> **Required work**: The exercise asks you to copy every line below in which "supported" appears.

> **Material to process**:
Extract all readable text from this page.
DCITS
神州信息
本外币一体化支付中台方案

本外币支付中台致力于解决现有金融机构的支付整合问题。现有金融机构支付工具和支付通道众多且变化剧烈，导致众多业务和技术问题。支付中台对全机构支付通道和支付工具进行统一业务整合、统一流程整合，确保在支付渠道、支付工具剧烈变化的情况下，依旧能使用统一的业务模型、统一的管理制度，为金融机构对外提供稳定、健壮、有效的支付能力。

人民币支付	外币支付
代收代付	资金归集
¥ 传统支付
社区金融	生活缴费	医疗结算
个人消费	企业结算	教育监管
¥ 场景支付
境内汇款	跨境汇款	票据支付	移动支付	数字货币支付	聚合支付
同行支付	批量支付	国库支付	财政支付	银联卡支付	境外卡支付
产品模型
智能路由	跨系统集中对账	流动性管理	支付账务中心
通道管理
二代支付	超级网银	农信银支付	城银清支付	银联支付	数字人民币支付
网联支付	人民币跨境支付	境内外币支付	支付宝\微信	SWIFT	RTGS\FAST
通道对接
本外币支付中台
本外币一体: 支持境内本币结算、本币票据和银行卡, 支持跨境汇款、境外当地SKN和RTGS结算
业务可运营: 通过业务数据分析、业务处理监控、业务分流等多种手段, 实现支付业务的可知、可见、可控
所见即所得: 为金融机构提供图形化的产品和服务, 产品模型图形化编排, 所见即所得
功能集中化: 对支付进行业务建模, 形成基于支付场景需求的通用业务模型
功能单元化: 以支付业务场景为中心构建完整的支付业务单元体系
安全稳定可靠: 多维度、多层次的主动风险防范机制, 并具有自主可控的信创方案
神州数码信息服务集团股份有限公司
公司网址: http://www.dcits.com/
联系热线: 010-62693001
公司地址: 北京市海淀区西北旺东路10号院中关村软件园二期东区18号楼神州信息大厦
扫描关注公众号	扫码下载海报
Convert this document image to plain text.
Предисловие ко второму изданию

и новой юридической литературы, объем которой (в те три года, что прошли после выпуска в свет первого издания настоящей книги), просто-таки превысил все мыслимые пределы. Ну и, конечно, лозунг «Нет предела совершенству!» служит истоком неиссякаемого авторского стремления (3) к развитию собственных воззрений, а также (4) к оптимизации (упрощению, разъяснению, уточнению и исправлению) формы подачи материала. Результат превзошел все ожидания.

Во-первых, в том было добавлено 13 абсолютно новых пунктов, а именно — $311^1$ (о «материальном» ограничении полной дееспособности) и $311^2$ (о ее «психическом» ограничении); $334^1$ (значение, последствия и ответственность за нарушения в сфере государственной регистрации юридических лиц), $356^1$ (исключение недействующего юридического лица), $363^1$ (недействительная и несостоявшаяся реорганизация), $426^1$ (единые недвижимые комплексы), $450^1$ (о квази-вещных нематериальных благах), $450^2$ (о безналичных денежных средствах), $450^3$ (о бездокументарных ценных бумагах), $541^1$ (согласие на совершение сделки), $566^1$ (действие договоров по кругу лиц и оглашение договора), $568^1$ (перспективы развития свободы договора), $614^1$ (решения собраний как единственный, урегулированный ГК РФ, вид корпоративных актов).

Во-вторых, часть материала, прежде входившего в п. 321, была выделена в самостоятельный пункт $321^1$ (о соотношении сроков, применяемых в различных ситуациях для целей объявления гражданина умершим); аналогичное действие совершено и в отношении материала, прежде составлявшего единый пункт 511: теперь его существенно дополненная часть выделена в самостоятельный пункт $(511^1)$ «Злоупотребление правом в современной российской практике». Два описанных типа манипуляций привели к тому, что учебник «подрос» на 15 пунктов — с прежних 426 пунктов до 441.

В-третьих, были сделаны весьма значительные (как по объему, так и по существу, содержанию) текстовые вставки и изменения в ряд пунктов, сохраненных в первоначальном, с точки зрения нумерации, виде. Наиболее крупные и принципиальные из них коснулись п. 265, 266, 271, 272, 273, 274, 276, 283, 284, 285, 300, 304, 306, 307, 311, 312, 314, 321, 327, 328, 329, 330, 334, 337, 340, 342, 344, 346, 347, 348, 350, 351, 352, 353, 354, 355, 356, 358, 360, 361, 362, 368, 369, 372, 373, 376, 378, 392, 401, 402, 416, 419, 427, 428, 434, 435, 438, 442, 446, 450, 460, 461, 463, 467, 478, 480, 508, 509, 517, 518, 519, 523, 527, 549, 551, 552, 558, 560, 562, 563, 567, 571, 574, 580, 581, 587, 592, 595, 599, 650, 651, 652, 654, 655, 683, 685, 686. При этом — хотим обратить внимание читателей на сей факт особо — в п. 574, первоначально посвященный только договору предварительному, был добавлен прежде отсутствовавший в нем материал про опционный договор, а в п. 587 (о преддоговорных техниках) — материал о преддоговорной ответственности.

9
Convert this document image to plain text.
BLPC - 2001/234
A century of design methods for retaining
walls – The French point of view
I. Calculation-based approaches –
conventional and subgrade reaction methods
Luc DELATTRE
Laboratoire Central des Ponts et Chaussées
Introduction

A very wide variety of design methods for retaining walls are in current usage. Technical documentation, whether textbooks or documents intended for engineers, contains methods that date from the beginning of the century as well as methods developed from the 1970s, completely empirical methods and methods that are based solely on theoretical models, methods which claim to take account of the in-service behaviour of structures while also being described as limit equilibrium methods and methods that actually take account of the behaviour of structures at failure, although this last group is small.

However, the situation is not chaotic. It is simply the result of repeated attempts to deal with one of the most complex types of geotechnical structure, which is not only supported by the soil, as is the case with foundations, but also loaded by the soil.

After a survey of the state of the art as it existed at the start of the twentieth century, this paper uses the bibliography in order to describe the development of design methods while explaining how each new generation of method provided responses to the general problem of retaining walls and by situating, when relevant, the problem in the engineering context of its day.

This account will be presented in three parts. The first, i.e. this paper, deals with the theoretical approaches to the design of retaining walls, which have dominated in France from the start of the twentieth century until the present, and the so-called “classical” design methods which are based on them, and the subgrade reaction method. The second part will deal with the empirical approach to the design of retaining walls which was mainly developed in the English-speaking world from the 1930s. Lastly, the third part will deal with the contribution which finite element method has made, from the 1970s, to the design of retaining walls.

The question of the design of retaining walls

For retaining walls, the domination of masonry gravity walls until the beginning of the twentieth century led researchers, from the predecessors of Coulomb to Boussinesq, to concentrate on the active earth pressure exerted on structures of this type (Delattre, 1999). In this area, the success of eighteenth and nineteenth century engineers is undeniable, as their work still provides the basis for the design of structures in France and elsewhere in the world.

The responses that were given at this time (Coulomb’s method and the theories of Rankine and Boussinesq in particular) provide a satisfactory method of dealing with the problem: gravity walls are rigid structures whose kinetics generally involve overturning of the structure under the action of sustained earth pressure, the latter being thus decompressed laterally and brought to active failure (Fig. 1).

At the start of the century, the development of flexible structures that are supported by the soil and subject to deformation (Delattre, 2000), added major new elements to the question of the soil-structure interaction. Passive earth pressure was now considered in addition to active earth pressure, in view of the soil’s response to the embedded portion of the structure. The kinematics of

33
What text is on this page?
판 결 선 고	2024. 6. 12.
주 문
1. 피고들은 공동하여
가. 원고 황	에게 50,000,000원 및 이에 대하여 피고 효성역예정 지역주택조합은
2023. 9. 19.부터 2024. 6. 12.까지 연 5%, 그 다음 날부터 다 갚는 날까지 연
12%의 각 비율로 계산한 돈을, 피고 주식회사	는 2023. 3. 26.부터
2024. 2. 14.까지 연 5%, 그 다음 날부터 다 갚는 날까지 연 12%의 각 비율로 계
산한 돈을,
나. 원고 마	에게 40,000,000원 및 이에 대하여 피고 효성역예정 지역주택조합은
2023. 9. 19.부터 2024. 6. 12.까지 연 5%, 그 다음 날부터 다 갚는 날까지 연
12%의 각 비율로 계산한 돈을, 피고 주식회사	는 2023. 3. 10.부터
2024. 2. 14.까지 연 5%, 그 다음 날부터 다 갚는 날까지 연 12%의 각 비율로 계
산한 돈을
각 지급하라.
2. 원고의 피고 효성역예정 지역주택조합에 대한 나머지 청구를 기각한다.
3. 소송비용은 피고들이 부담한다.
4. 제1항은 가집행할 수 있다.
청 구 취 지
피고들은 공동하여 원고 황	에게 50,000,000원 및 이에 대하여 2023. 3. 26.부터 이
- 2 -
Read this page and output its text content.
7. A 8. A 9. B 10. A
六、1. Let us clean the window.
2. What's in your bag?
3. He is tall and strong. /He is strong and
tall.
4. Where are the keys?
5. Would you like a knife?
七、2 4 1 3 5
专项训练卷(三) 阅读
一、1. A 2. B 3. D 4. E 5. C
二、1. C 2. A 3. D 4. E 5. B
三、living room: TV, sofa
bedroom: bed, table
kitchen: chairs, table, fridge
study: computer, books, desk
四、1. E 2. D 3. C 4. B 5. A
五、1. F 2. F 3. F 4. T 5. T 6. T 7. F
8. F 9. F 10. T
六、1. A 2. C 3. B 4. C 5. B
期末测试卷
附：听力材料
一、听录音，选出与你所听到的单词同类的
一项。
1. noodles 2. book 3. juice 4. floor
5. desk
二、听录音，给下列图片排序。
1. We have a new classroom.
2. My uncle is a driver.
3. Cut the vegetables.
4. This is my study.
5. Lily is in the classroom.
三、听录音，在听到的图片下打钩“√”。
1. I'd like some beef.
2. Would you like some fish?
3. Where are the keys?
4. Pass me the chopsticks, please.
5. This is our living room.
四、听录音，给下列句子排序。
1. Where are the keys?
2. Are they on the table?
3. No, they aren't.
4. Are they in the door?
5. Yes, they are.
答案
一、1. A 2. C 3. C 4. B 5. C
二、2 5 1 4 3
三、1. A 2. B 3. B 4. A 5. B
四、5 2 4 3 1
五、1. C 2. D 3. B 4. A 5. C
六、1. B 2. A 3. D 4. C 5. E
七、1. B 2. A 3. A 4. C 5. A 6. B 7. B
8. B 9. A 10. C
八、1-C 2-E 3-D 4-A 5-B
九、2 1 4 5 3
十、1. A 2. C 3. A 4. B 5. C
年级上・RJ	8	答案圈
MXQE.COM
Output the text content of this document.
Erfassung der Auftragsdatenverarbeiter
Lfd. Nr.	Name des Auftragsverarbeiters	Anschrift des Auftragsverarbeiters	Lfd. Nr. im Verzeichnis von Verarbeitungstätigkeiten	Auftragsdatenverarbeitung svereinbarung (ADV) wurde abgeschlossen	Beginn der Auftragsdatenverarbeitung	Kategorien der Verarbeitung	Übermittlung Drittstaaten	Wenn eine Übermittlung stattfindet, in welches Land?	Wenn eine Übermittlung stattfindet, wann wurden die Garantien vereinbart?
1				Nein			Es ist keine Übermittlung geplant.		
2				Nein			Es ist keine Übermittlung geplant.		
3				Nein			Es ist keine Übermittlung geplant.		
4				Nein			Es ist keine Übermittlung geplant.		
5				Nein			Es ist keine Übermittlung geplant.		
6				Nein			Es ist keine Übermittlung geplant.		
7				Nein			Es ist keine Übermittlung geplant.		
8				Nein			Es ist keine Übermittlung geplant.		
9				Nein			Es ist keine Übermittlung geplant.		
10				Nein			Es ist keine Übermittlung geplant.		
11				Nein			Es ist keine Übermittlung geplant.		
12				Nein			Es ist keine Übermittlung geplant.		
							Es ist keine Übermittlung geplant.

> **Response to this task**:
However, the situation is not chaotic. It is simply the result of repeated attempts to deal with one of the most complex types of geotechnical structure, which is not only supported by the soil, as is the case with foundations, but also loaded by the soil.
At the start of the century, the development of flexible structures that are supported by the soil and subject to deformation (Delattre, 2000), added major new elements to the question of the soil-structure interaction. Passive earth pressure was now considered in addition to active earth pressure, in view of the soil’s response to the embedded portion of the structure. The kinematics of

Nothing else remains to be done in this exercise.